* _Stated problem_
Reproduce the records below in full and word for word, excluding pictures.

------------------------------------------------------------------------

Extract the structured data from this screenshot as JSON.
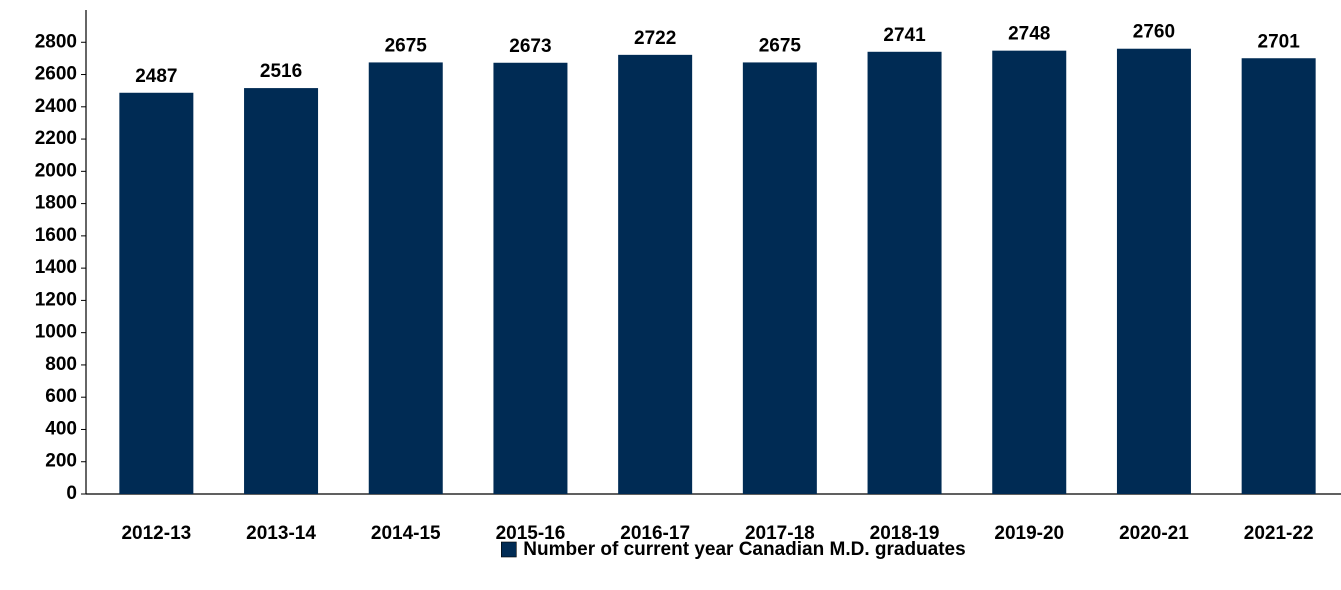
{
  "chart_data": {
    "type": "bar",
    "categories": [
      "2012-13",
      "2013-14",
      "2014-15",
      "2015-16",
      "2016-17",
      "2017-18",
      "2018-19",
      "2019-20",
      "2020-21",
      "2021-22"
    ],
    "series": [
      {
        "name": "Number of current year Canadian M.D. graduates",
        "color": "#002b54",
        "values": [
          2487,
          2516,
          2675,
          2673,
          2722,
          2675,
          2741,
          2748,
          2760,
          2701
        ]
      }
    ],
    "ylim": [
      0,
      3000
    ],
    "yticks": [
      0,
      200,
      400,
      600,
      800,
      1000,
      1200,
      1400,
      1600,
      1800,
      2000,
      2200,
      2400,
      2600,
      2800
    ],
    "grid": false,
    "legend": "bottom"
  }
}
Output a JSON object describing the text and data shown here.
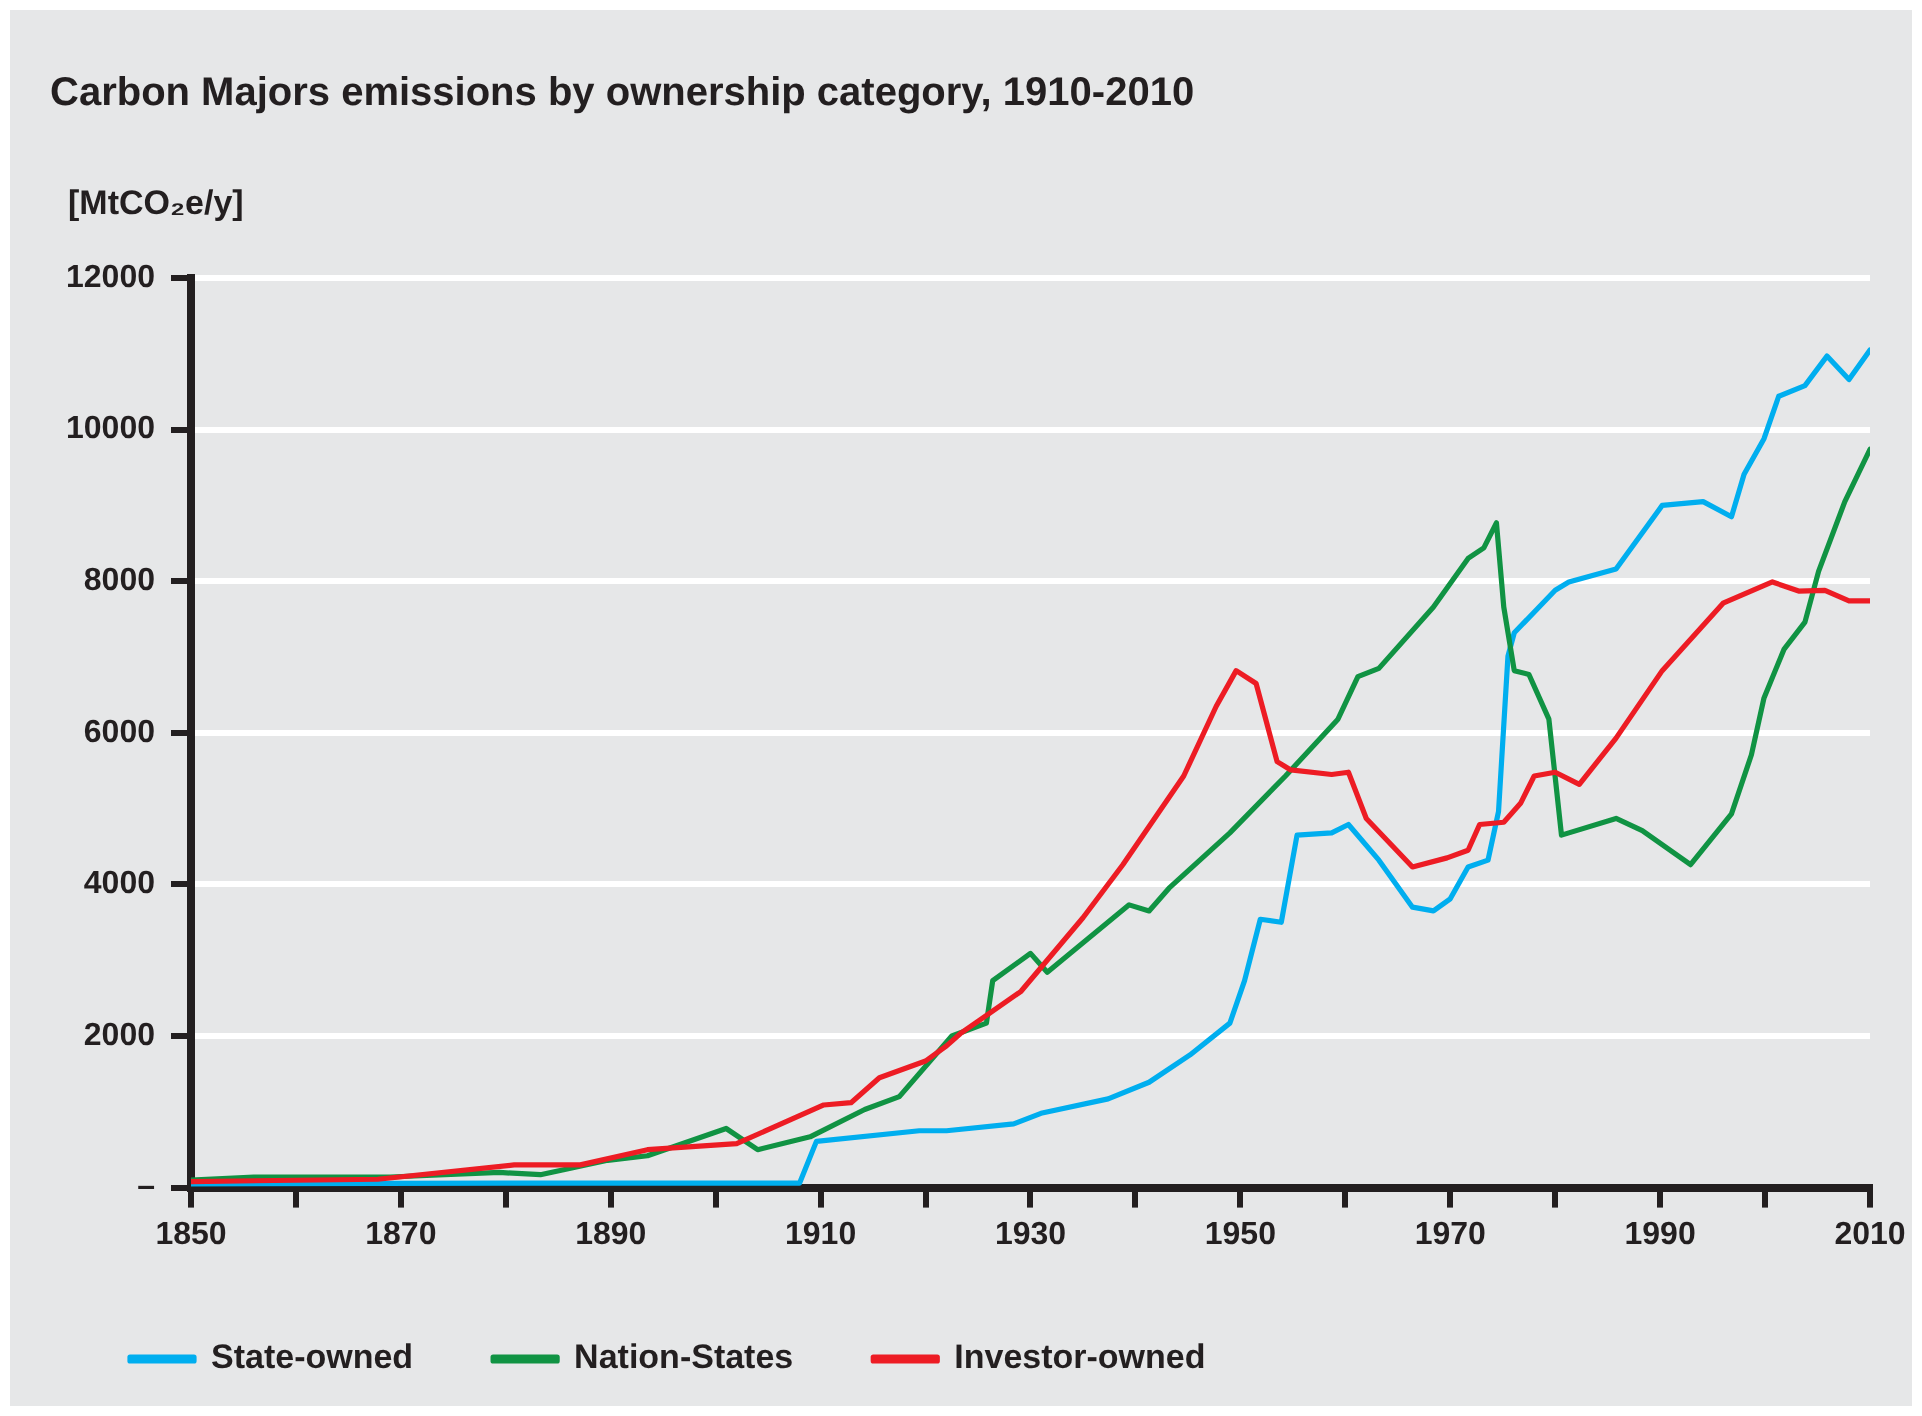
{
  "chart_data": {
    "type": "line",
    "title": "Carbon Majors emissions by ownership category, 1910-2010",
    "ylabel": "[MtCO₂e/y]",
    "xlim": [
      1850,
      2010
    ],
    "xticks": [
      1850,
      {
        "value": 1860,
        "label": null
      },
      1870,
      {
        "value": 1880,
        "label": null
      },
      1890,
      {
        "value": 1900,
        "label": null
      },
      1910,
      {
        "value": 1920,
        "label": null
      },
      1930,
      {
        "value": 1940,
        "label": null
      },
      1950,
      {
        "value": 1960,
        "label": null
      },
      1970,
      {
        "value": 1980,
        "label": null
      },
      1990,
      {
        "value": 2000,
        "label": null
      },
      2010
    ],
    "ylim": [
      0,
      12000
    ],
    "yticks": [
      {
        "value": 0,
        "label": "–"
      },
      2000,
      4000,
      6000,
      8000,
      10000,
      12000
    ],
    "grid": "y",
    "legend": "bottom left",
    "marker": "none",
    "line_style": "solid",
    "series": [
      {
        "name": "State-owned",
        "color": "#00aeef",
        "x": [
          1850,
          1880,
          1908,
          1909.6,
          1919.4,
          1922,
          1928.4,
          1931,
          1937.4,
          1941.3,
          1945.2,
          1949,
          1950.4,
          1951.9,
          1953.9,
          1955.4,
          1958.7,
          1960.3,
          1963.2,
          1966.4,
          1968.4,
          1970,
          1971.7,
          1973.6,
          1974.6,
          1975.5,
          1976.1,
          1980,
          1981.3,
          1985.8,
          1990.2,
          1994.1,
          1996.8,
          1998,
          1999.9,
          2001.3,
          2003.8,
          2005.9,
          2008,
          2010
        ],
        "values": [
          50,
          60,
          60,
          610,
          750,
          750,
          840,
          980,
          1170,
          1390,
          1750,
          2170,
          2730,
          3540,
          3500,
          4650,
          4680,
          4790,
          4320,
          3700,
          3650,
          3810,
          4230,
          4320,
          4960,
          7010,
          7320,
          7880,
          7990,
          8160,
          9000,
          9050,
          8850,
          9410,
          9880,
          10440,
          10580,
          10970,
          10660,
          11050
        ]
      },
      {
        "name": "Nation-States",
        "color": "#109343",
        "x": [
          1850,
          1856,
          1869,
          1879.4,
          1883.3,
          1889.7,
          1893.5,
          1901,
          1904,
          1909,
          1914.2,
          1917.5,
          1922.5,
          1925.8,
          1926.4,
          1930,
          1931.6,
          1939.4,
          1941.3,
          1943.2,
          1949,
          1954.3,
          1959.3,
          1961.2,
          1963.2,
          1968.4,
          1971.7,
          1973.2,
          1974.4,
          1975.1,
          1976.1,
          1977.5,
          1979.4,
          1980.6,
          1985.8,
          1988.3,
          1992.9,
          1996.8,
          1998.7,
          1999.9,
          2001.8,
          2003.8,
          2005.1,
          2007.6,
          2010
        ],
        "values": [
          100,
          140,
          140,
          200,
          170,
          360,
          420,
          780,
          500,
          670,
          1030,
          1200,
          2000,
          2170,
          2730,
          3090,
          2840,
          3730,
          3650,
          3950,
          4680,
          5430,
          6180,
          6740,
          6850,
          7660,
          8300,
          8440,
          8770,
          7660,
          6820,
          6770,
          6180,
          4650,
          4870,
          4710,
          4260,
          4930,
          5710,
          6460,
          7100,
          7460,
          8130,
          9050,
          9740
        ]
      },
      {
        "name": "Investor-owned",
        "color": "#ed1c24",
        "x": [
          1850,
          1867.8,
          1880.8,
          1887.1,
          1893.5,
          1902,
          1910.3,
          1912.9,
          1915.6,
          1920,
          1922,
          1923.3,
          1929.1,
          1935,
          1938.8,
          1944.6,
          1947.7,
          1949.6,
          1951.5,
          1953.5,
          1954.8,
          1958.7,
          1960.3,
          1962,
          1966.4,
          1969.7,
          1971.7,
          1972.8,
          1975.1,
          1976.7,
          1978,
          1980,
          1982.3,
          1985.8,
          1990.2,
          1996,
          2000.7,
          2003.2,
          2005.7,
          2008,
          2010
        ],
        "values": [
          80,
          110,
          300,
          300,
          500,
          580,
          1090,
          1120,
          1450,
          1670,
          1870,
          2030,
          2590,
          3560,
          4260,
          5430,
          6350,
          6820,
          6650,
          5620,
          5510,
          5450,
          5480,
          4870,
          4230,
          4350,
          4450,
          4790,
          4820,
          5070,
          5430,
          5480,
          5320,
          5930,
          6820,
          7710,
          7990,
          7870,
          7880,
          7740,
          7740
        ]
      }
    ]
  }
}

------------------------------------------------------------------------

* _Solution for this exercise_
Extract the structured data from this screenshot as JSON.
{
  "chart_data": {
    "type": "bar",
    "categories": [
      "2012-13",
      "2013-14",
      "2014-15",
      "2015-16",
      "2016-17",
      "2017-18",
      "2018-19",
      "2019-20",
      "2020-21",
      "2021-22"
    ],
    "series": [
      {
        "name": "Number of current year Canadian M.D. graduates",
        "color": "#002b54",
        "values": [
          2487,
          2516,
          2675,
          2673,
          2722,
          2675,
          2741,
          2748,
          2760,
          2701
        ]
      }
    ],
    "ylim": [
      0,
      3000
    ],
    "yticks": [
      0,
      200,
      400,
      600,
      800,
      1000,
      1200,
      1400,
      1600,
      1800,
      2000,
      2200,
      2400,
      2600,
      2800
    ],
    "grid": false,
    "legend": "bottom"
  }
}
Output a JSON object describing the text and data shown here.
{
  "chart_data": {
    "type": "line",
    "title": "Carbon Majors emissions by ownership category, 1910-2010",
    "ylabel": "[MtCO₂e/y]",
    "xlim": [
      1850,
      2010
    ],
    "xticks": [
      1850,
      {
        "value": 1860,
        "label": null
      },
      1870,
      {
        "value": 1880,
        "label": null
      },
      1890,
      {
        "value": 1900,
        "label": null
      },
      1910,
      {
        "value": 1920,
        "label": null
      },
      1930,
      {
        "value": 1940,
        "label": null
      },
      1950,
      {
        "value": 1960,
        "label": null
      },
      1970,
      {
        "value": 1980,
        "label": null
      },
      1990,
      {
        "value": 2000,
        "label": null
      },
      2010
    ],
    "ylim": [
      0,
      12000
    ],
    "yticks": [
      {
        "value": 0,
        "label": "–"
      },
      2000,
      4000,
      6000,
      8000,
      10000,
      12000
    ],
    "grid": "y",
    "legend": "bottom left",
    "marker": "none",
    "line_style": "solid",
    "series": [
      {
        "name": "State-owned",
        "color": "#00aeef",
        "x": [
          1850,
          1880,
          1908,
          1909.6,
          1919.4,
          1922,
          1928.4,
          1931,
          1937.4,
          1941.3,
          1945.2,
          1949,
          1950.4,
          1951.9,
          1953.9,
          1955.4,
          1958.7,
          1960.3,
          1963.2,
          1966.4,
          1968.4,
          1970,
          1971.7,
          1973.6,
          1974.6,
          1975.5,
          1976.1,
          1980,
          1981.3,
          1985.8,
          1990.2,
          1994.1,
          1996.8,
          1998,
          1999.9,
          2001.3,
          2003.8,
          2005.9,
          2008,
          2010
        ],
        "values": [
          50,
          60,
          60,
          610,
          750,
          750,
          840,
          980,
          1170,
          1390,
          1750,
          2170,
          2730,
          3540,
          3500,
          4650,
          4680,
          4790,
          4320,
          3700,
          3650,
          3810,
          4230,
          4320,
          4960,
          7010,
          7320,
          7880,
          7990,
          8160,
          9000,
          9050,
          8850,
          9410,
          9880,
          10440,
          10580,
          10970,
          10660,
          11050
        ]
      },
      {
        "name": "Nation-States",
        "color": "#109343",
        "x": [
          1850,
          1856,
          1869,
          1879.4,
          1883.3,
          1889.7,
          1893.5,
          1901,
          1904,
          1909,
          1914.2,
          1917.5,
          1922.5,
          1925.8,
          1926.4,
          1930,
          1931.6,
          1939.4,
          1941.3,
          1943.2,
          1949,
          1954.3,
          1959.3,
          1961.2,
          1963.2,
          1968.4,
          1971.7,
          1973.2,
          1974.4,
          1975.1,
          1976.1,
          1977.5,
          1979.4,
          1980.6,
          1985.8,
          1988.3,
          1992.9,
          1996.8,
          1998.7,
          1999.9,
          2001.8,
          2003.8,
          2005.1,
          2007.6,
          2010
        ],
        "values": [
          100,
          140,
          140,
          200,
          170,
          360,
          420,
          780,
          500,
          670,
          1030,
          1200,
          2000,
          2170,
          2730,
          3090,
          2840,
          3730,
          3650,
          3950,
          4680,
          5430,
          6180,
          6740,
          6850,
          7660,
          8300,
          8440,
          8770,
          7660,
          6820,
          6770,
          6180,
          4650,
          4870,
          4710,
          4260,
          4930,
          5710,
          6460,
          7100,
          7460,
          8130,
          9050,
          9740
        ]
      },
      {
        "name": "Investor-owned",
        "color": "#ed1c24",
        "x": [
          1850,
          1867.8,
          1880.8,
          1887.1,
          1893.5,
          1902,
          1910.3,
          1912.9,
          1915.6,
          1920,
          1922,
          1923.3,
          1929.1,
          1935,
          1938.8,
          1944.6,
          1947.7,
          1949.6,
          1951.5,
          1953.5,
          1954.8,
          1958.7,
          1960.3,
          1962,
          1966.4,
          1969.7,
          1971.7,
          1972.8,
          1975.1,
          1976.7,
          1978,
          1980,
          1982.3,
          1985.8,
          1990.2,
          1996,
          2000.7,
          2003.2,
          2005.7,
          2008,
          2010
        ],
        "values": [
          80,
          110,
          300,
          300,
          500,
          580,
          1090,
          1120,
          1450,
          1670,
          1870,
          2030,
          2590,
          3560,
          4260,
          5430,
          6350,
          6820,
          6650,
          5620,
          5510,
          5450,
          5480,
          4870,
          4230,
          4350,
          4450,
          4790,
          4820,
          5070,
          5430,
          5480,
          5320,
          5930,
          6820,
          7710,
          7990,
          7870,
          7880,
          7740,
          7740
        ]
      }
    ]
  }
}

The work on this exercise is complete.